• **SHORT PROBLEM**
The records that follow are to be repeated exactly, with the pictures removed.

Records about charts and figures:
────────────────
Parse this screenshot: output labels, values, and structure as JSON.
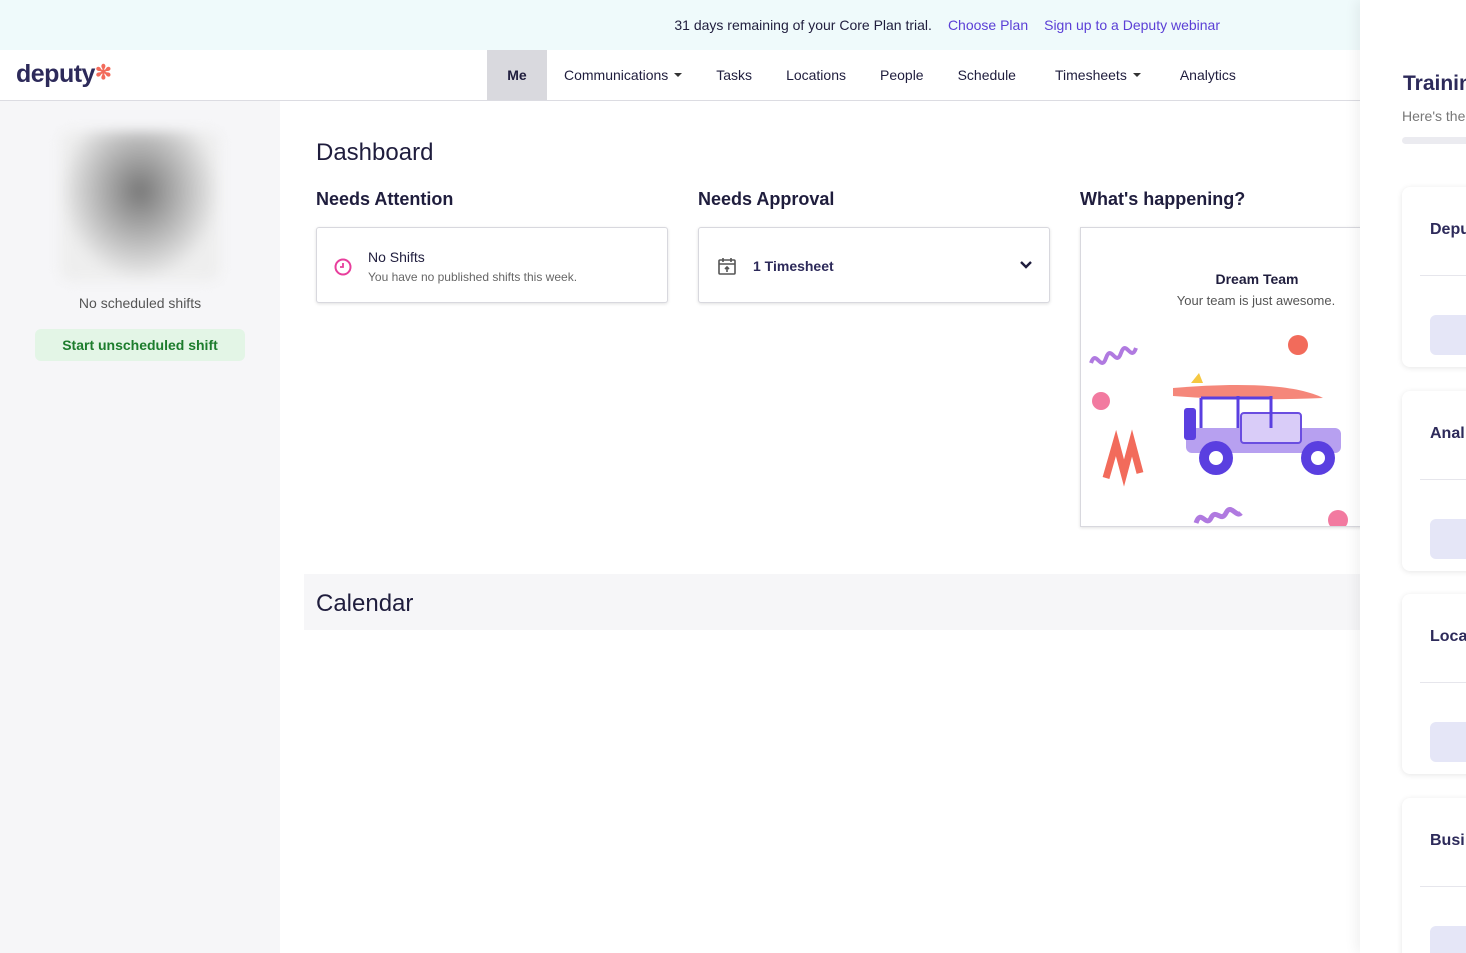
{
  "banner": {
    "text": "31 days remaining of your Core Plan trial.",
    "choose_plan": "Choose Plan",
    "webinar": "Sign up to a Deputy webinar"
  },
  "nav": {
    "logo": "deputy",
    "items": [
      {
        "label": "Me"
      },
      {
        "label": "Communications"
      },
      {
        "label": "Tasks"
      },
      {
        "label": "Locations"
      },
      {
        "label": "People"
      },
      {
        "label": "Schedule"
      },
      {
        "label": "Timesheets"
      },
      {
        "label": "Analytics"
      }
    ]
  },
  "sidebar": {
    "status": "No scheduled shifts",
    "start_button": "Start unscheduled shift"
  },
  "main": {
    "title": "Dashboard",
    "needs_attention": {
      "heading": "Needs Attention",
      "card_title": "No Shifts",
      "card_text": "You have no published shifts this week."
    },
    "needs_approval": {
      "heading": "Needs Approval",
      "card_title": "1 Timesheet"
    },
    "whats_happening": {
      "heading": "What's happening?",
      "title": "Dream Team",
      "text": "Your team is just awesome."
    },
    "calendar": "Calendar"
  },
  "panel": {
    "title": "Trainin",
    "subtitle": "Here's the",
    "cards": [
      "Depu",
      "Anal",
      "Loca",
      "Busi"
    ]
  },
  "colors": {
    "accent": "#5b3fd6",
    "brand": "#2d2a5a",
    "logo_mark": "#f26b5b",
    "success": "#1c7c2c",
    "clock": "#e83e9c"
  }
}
────────────────
• **WORKED SOLUTION**
Parse this screenshot: output labels, values, and structure as JSON.
{
  "banner": {
    "text": "31 days remaining of your Core Plan trial.",
    "choose_plan": "Choose Plan",
    "webinar": "Sign up to a Deputy webinar"
  },
  "nav": {
    "logo": "deputy",
    "items": [
      {
        "label": "Me"
      },
      {
        "label": "Communications"
      },
      {
        "label": "Tasks"
      },
      {
        "label": "Locations"
      },
      {
        "label": "People"
      },
      {
        "label": "Schedule"
      },
      {
        "label": "Timesheets"
      },
      {
        "label": "Analytics"
      }
    ]
  },
  "sidebar": {
    "status": "No scheduled shifts",
    "start_button": "Start unscheduled shift"
  },
  "main": {
    "title": "Dashboard",
    "needs_attention": {
      "heading": "Needs Attention",
      "card_title": "No Shifts",
      "card_text": "You have no published shifts this week."
    },
    "needs_approval": {
      "heading": "Needs Approval",
      "card_title": "1 Timesheet"
    },
    "whats_happening": {
      "heading": "What's happening?",
      "title": "Dream Team",
      "text": "Your team is just awesome."
    },
    "calendar": "Calendar"
  },
  "panel": {
    "title": "Trainin",
    "subtitle": "Here's the",
    "cards": [
      "Depu",
      "Anal",
      "Loca",
      "Busi"
    ]
  },
  "colors": {
    "accent": "#5b3fd6",
    "brand": "#2d2a5a",
    "logo_mark": "#f26b5b",
    "success": "#1c7c2c",
    "clock": "#e83e9c"
  }
}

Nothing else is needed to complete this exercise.